──────── Supplied entries ────────

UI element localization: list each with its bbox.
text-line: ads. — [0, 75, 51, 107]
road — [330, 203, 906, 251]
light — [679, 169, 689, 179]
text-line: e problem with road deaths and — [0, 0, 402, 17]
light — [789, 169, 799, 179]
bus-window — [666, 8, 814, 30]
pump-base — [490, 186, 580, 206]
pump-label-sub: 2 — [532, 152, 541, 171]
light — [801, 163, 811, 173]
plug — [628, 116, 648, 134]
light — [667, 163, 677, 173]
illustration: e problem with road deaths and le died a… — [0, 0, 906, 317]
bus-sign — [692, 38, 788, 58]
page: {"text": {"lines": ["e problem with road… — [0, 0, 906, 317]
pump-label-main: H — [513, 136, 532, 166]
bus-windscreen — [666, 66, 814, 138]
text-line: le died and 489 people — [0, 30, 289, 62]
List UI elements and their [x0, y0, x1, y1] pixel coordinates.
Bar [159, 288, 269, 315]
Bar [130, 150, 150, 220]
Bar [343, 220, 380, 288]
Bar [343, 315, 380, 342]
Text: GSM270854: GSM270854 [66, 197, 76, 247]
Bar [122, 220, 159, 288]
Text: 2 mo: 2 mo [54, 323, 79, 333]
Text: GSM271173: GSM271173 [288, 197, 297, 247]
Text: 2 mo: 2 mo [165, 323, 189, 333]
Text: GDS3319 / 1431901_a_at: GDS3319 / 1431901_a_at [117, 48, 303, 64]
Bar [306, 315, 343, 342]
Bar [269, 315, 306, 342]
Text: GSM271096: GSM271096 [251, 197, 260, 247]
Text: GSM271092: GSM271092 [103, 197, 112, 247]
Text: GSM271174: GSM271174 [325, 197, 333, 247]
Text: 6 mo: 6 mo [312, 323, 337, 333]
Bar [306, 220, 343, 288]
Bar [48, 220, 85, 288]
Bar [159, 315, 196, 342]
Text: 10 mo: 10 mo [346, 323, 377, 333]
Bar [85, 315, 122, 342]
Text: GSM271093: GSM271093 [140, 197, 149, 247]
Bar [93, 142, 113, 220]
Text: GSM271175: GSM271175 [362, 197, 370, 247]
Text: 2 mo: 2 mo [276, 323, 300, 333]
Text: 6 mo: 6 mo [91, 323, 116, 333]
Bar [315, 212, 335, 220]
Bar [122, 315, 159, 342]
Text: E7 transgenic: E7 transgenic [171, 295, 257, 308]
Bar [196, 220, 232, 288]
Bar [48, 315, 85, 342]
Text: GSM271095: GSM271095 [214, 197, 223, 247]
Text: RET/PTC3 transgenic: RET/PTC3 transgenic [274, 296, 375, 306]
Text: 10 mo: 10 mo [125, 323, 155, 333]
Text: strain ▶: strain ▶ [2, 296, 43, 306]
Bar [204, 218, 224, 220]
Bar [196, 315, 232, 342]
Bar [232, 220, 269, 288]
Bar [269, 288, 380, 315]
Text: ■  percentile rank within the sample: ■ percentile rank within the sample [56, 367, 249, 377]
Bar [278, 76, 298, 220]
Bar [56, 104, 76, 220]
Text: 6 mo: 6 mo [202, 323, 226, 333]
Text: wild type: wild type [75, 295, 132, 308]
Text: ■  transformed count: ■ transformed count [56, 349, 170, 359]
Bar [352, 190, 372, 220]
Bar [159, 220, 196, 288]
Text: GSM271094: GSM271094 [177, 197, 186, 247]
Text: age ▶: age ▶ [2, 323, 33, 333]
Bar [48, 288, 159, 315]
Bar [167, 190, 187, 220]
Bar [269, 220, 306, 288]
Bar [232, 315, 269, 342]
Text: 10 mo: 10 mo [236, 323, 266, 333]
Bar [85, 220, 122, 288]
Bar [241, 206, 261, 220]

────────

# What is being asked:
Recast every line of the data above as a Markdown table with two columns, Number and Record line, giving each line its own numbered row and leaving out any blank lines.

# Answer to this exercise:
| Number | Record line |
|---|---|
| 1 | UI element localization: list each with its bbox. |
| 2 | text-line: ads. — [0, 75, 51, 107] |
| 3 | road — [330, 203, 906, 251] |
| 4 | light — [679, 169, 689, 179] |
| 5 | text-line: e problem with road deaths and — [0, 0, 402, 17] |
| 6 | light — [789, 169, 799, 179] |
| 7 | bus-window — [666, 8, 814, 30] |
| 8 | pump-base — [490, 186, 580, 206] |
| 9 | pump-label-sub: 2 — [532, 152, 541, 171] |
| 10 | light — [801, 163, 811, 173] |
| 11 | plug — [628, 116, 648, 134] |
| 12 | light — [667, 163, 677, 173] |
| 13 | illustration: e problem with road deaths and le died a… — [0, 0, 906, 317] |
| 14 | bus-sign — [692, 38, 788, 58] |
| 15 | page: {"text": {"lines": ["e problem with road… — [0, 0, 906, 317] |
| 16 | pump-label-main: H — [513, 136, 532, 166] |
| 17 | bus-windscreen — [666, 66, 814, 138] |
| 18 | text-line: le died and 489 people — [0, 30, 289, 62] |
| 19 | List UI elements and their [x0, y0, x1, y1] pixel coordinates. |
| 20 | Bar [159, 288, 269, 315] |
| 21 | Bar [130, 150, 150, 220] |
| 22 | Bar [343, 220, 380, 288] |
| 23 | Bar [343, 315, 380, 342] |
| 24 | Text: GSM270854: GSM270854 [66, 197, 76, 247] |
| 25 | Bar [122, 220, 159, 288] |
| 26 | Text: 2 mo: 2 mo [54, 323, 79, 333] |
| 27 | Text: GSM271173: GSM271173 [288, 197, 297, 247] |
| 28 | Text: 2 mo: 2 mo [165, 323, 189, 333] |
| 29 | Text: GDS3319 / 1431901_a_at: GDS3319 / 1431901_a_at [117, 48, 303, 64] |
| 30 | Bar [306, 315, 343, 342] |
| 31 | Bar [269, 315, 306, 342] |
| 32 | Text: GSM271096: GSM271096 [251, 197, 260, 247] |
| 33 | Text: GSM271092: GSM271092 [103, 197, 112, 247] |
| 34 | Text: GSM271174: GSM271174 [325, 197, 333, 247] |
| 35 | Text: 6 mo: 6 mo [312, 323, 337, 333] |
| 36 | Bar [306, 220, 343, 288] |
| 37 | Bar [48, 220, 85, 288] |
| 38 | Bar [159, 315, 196, 342] |
| 39 | Text: 10 mo: 10 mo [346, 323, 377, 333] |
| 40 | Bar [85, 315, 122, 342] |
| 41 | Text: GSM271093: GSM271093 [140, 197, 149, 247] |
| 42 | Bar [93, 142, 113, 220] |
| 43 | Text: GSM271175: GSM271175 [362, 197, 370, 247] |
| 44 | Text: 2 mo: 2 mo [276, 323, 300, 333] |
| 45 | Text: 6 mo: 6 mo [91, 323, 116, 333] |
| 46 | Bar [315, 212, 335, 220] |
| 47 | Bar [122, 315, 159, 342] |
| 48 | Text: E7 transgenic: E7 transgenic [171, 295, 257, 308] |
| 49 | Bar [196, 220, 232, 288] |
| 50 | Bar [48, 315, 85, 342] |
| 51 | Text: GSM271095: GSM271095 [214, 197, 223, 247] |
| 52 | Text: RET/PTC3 transgenic: RET/PTC3 transgenic [274, 296, 375, 306] |
| 53 | Text: 10 mo: 10 mo [125, 323, 155, 333] |
| 54 | Text: strain ▶: strain ▶ [2, 296, 43, 306] |
| 55 | Bar [204, 218, 224, 220] |
| 56 | Bar [196, 315, 232, 342] |
| 57 | Bar [232, 220, 269, 288] |
| 58 | Bar [269, 288, 380, 315] |
| 59 | Text: ■  percentile rank within the sample: ■ percentile rank within the sample [56, 367, 249, 377] |
| 60 | Bar [278, 76, 298, 220] |
| 61 | Bar [56, 104, 76, 220] |
| 62 | Text: 6 mo: 6 mo [202, 323, 226, 333] |
| 63 | Text: wild type: wild type [75, 295, 132, 308] |
| 64 | Text: ■  transformed count: ■ transformed count [56, 349, 170, 359] |
| 65 | Bar [352, 190, 372, 220] |
| 66 | Bar [159, 220, 196, 288] |
| 67 | Text: GSM271094: GSM271094 [177, 197, 186, 247] |
| 68 | Text: age ▶: age ▶ [2, 323, 33, 333] |
| 69 | Bar [48, 288, 159, 315] |
| 70 | Bar [167, 190, 187, 220] |
| 71 | Bar [269, 220, 306, 288] |
| 72 | Bar [232, 315, 269, 342] |
| 73 | Text: 10 mo: 10 mo [236, 323, 266, 333] |
| 74 | Bar [85, 220, 122, 288] |
| 75 | Bar [241, 206, 261, 220] |